------ Sayfa ------
21. Hukuk Dairesi 2017/2652 E. , 2018/7875 K.
"İçtihat Metni"MAHKEMESİ : ... Bölge Adliye Mahkemesi 7. Hukuk Dairesi
TÜRK MİLLETİ ADINA
Davacı, iş kazası sonucu maluliyetinden doğan maddi ve manevi tazminatın ödetilmesi davasının yapılan yargılaması sonunda; İlk Derece Mahkemesince, davanın kısmen kabulüne karar verilmesi üzerine davalı vekilince istinaf kanun yoluna başvurulmuştur.
Bölge Adliye Mahkemesince, davalı vekilinin istinaf başvurusunun esastan reddine karar verilmiştir.
Bölge Adliye Mahkemesi kararının süresi içinde temyizen incelenmesi davalı vekilince duruşmalı olarak istenilmesi üzerine dosya incelenerek işin duruşmaya tabi olduğu anlaşılmış ve duruşma için 30/10/2018 Salı günü tayin edilerek taraflara çağrı kağıdı gönderilmişti. Duruşma günü davalı vekili Avukat ... ile davacı vekili Avukat ... geldi. Duruşmaya başlanarak hazır bulunan Avukatların sözlü açıklamaları dinlendikten sonra duruşmaya son verilerek aynı gün düzenlenen raporla dosyadaki kağıtlar okundu, işin gereği konuşulup düşünüldü ve aşağıdaki karar verildi.
K A R A R
A)Davacı İstemi;
Davacı, 08/07/2011 tarihinde asıl ve 07/03/2012 tarihinde birleşen davayı açarak 123.000,00 TL maddi, 60.000,00 TL manevi tazminatın davalıdan tahsilini talep etmiştir.
B)Davalı Cevabı;
Davalı, kazanın meydana gelmesinde davacının kusurunun bulunduğunu beyanla davanın reddini talep etmiştir.
C)İlk Derece Mahkemesi Kararı ve Gerekçesi;
... 2. İş Mahkemesi 20/12/2016 tarih 2011/365 Esas 2016/512 Karar sayılı kararı ile davacının maddi tazminat isteminin kabulüne, 35.000,00 TL manevi tazminatın davalıdan tahsilne karar vermiştir.
------
▶ **Verilen görev**:
Sayfaya göre şu soruları yanıtlayın:
1. Duruşma için hangi gün tayin edilmiştir?
2. Davacı ne kadar manevi tazminat talep etmiştir?
3. İlk Derece Mahkemesi davalıdan ne kadar manevi tazminat tahsiline karar vermiştir?
Bu alıştırmada satırlara ihtiyaç yoktur.
------ Verilen veriler ------
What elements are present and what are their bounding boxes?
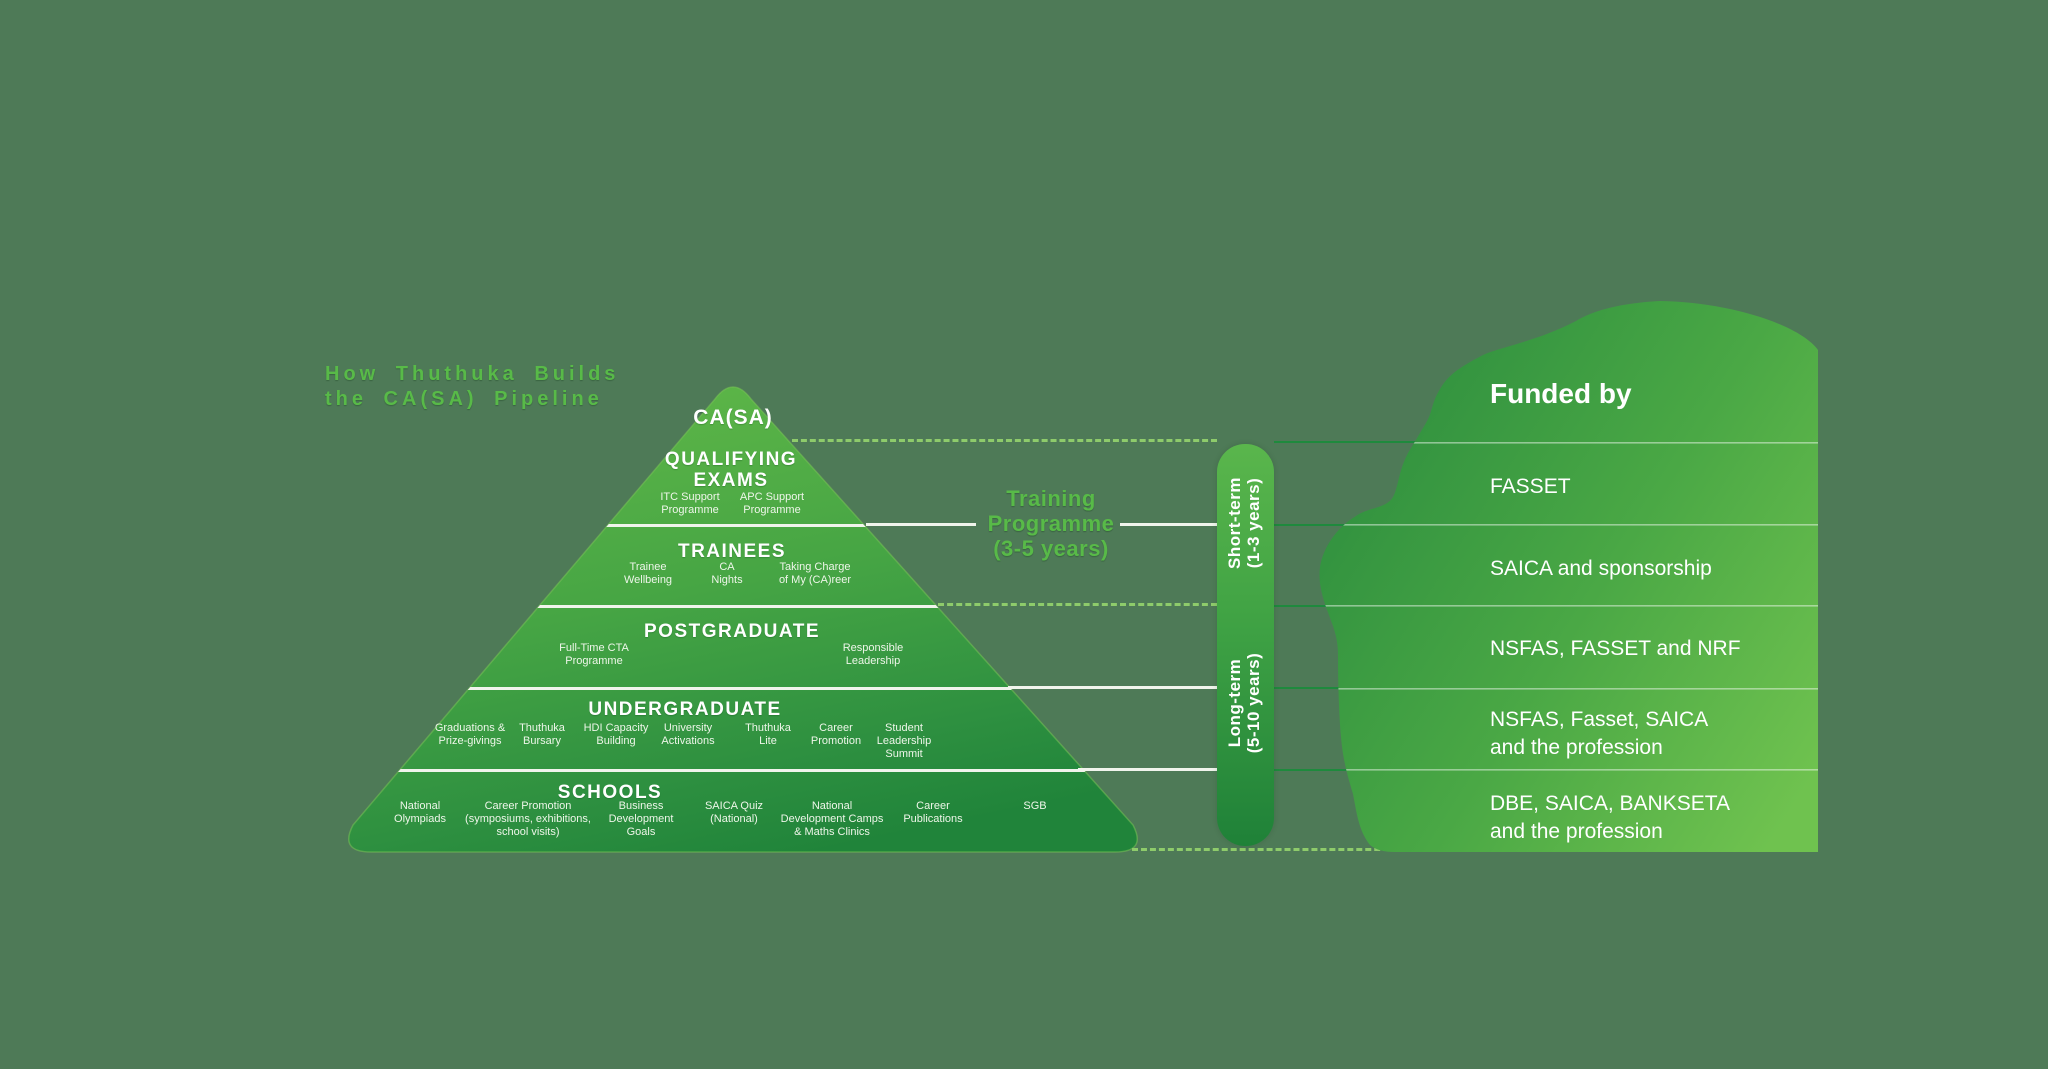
level-item: National Olympiads [394, 800, 446, 825]
funded-row: FASSET [1490, 475, 1571, 498]
level-item: SAICA Quiz (National) [704, 800, 764, 825]
pyramid-level-dividers [348, 524, 1138, 772]
level-heading-casa: CA(SA) [693, 406, 773, 429]
level-item: Career Publications [903, 800, 963, 825]
guide-line-dashed-base [1132, 848, 1452, 851]
level-item: Responsible Leadership [842, 642, 904, 667]
level-item: Thuthuka Lite [745, 722, 791, 747]
funded-by-blob [1319, 301, 1818, 852]
timeline-pill [1217, 444, 1274, 846]
level-item: Career Promotion [810, 722, 862, 747]
connector-line [1274, 605, 1340, 607]
level-item: Taking Charge of My (CA)reer [778, 561, 852, 586]
level-item: HDI Capacity Building [583, 722, 649, 747]
level-item: National Development Camps & Maths Clini… [780, 800, 884, 838]
level-heading-qualifying-exams: QUALIFYING EXAMS [664, 449, 798, 491]
level-item: SGB [1023, 800, 1047, 812]
connector-line [1274, 769, 1360, 771]
connector-line [1274, 441, 1440, 443]
funded-by-heading: Funded by [1490, 378, 1632, 409]
level-heading-schools: SCHOOLS [557, 782, 663, 803]
guide-line-dashed-casa [792, 439, 1217, 442]
funded-by-panel-graphic [1319, 301, 1819, 852]
level-item: University Activations [661, 722, 715, 747]
level-item: Graduations & Prize-givings [434, 722, 506, 747]
level-item: Career Promotion (symposiums, exhibition… [465, 800, 591, 838]
connector-line [1274, 687, 1350, 689]
timeline-long-term-label: Long-term (5-10 years) [1225, 652, 1263, 754]
guide-line-white-qualifying-left [866, 523, 976, 526]
level-item: APC Support Programme [739, 491, 805, 516]
guide-line-white-undergraduate [1078, 768, 1217, 771]
training-programme-label: Training Programme (3-5 years) [987, 486, 1115, 561]
funded-row: NSFAS, FASSET and NRF [1490, 637, 1741, 660]
pyramid-graphic [348, 386, 1138, 853]
funded-row: NSFAS, Fasset, SAICA and the profession [1490, 708, 1709, 759]
pyramid-body [348, 386, 1138, 853]
page-title: How Thuthuka Builds the CA(SA) Pipeline [325, 363, 620, 410]
funded-row: SAICA and sponsorship [1490, 557, 1712, 580]
level-item: ITC Support Programme [660, 491, 720, 516]
level-item: Trainee Wellbeing [623, 561, 673, 586]
guide-line-white-postgraduate [1008, 686, 1217, 689]
level-item: CA Nights [711, 561, 743, 586]
funded-row: DBE, SAICA, BANKSETA and the profession [1490, 792, 1731, 843]
level-heading-trainees: TRAINEES [677, 541, 787, 562]
timeline-short-term-label: Short-term (1-3 years) [1225, 477, 1263, 569]
level-item: Business Development Goals [608, 800, 674, 838]
level-heading-postgraduate: POSTGRADUATE [644, 621, 820, 642]
level-item: Student Leadership Summit [876, 722, 932, 760]
guide-line-dashed-trainees [938, 603, 1217, 606]
level-item: Full-Time CTA Programme [559, 642, 629, 667]
funded-by-row-dividers [1319, 442, 1819, 771]
guide-line-white-qualifying-right [1120, 523, 1217, 526]
level-item: Thuthuka Bursary [519, 722, 565, 747]
level-heading-undergraduate: UNDERGRADUATE [588, 699, 782, 720]
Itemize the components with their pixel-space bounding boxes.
------
▶ **Çözülmüş alıştırma**:
1. 30/10/2018 Salı günü.
2. 60.000,00 TL.
3. 35.000,00 TL.